- Exercise -
Restate the records below word for word, and omit the images they hold.

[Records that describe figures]
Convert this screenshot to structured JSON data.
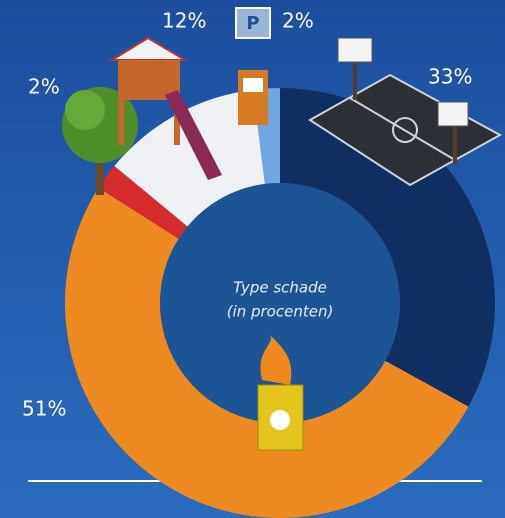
{
  "chart_data": {
    "type": "donut",
    "center_text": [
      "Type schade",
      "(in procenten)"
    ],
    "values": [
      33,
      51,
      2,
      12,
      2
    ],
    "value_labels": [
      "33%",
      "51%",
      "2%",
      "12%",
      "2%"
    ],
    "colors": [
      "#0f2f63",
      "#ee8a22",
      "#d62b2b",
      "#eef0f4",
      "#6fa7e2"
    ]
  }
}
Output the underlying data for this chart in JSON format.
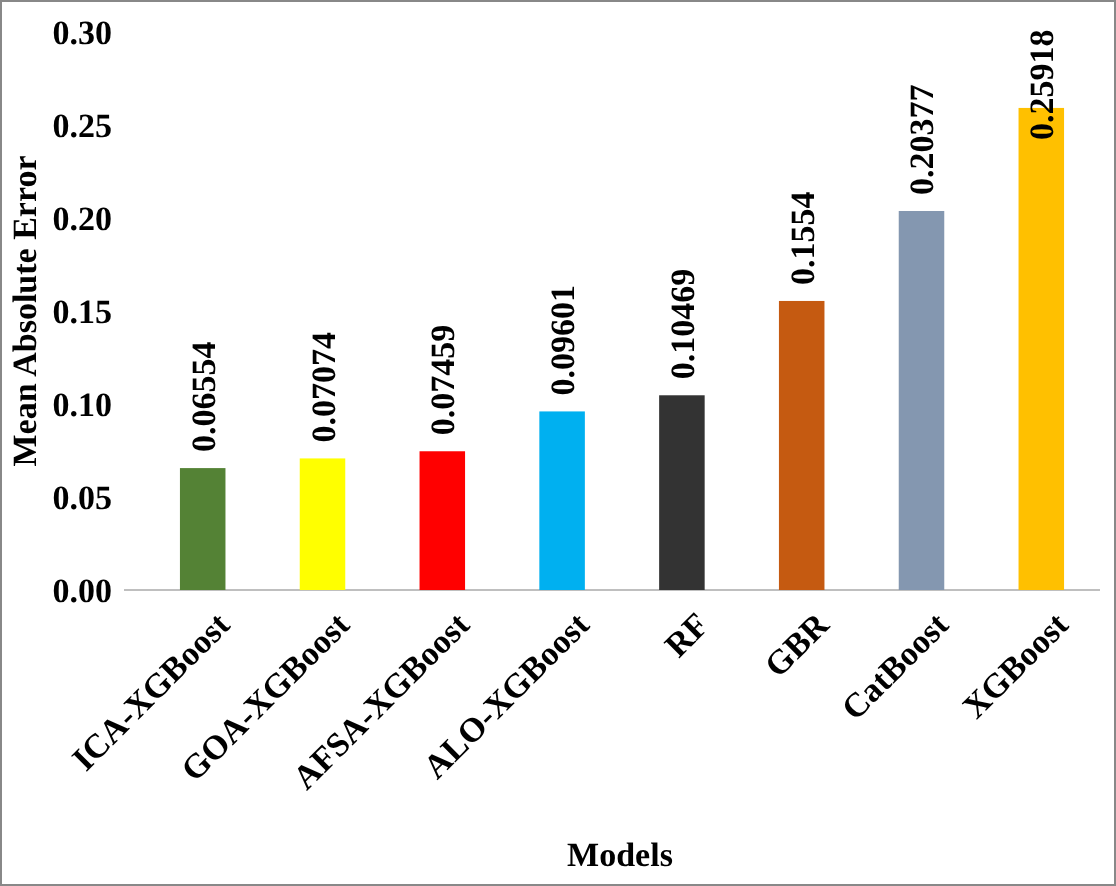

- The response -
Convert this screenshot to structured JSON data.
{
  "chart_data": {
    "type": "donut",
    "center_text": [
      "Type schade",
      "(in procenten)"
    ],
    "values": [
      33,
      51,
      2,
      12,
      2
    ],
    "value_labels": [
      "33%",
      "51%",
      "2%",
      "12%",
      "2%"
    ],
    "colors": [
      "#0f2f63",
      "#ee8a22",
      "#d62b2b",
      "#eef0f4",
      "#6fa7e2"
    ]
  }
}
Output the underlying data for this chart in JSON format.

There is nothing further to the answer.